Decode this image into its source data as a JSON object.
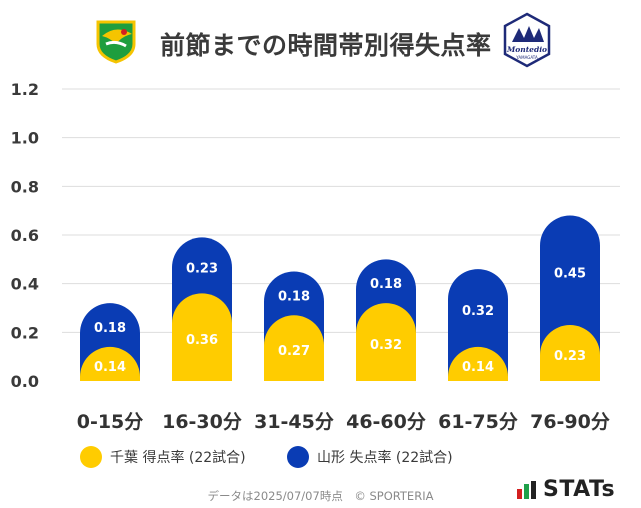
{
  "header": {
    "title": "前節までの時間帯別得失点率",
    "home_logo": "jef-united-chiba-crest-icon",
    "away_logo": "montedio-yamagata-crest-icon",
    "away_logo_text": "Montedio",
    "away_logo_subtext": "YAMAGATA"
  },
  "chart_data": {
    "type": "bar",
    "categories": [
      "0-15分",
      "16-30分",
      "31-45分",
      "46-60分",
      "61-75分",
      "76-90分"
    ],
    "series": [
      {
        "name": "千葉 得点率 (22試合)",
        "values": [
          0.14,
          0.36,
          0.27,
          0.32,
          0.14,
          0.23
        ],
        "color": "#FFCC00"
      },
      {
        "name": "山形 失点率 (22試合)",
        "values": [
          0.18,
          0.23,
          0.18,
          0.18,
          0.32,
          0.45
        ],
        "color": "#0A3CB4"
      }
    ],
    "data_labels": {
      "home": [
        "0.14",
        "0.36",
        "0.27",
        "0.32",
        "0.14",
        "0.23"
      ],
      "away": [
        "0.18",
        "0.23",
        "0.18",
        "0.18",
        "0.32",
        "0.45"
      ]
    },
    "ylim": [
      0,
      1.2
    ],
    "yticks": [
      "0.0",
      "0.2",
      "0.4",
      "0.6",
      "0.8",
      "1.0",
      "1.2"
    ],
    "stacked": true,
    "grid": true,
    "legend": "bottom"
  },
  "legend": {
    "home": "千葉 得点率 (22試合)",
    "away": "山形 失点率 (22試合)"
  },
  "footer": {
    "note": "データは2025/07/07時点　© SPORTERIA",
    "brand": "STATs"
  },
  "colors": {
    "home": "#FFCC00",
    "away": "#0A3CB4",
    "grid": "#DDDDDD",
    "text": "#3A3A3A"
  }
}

════

• What to work on:
List every line above containing the word "icon".

• Completed task:
    "home_logo": "jef-united-chiba-crest-icon",
    "away_logo": "montedio-yamagata-crest-icon",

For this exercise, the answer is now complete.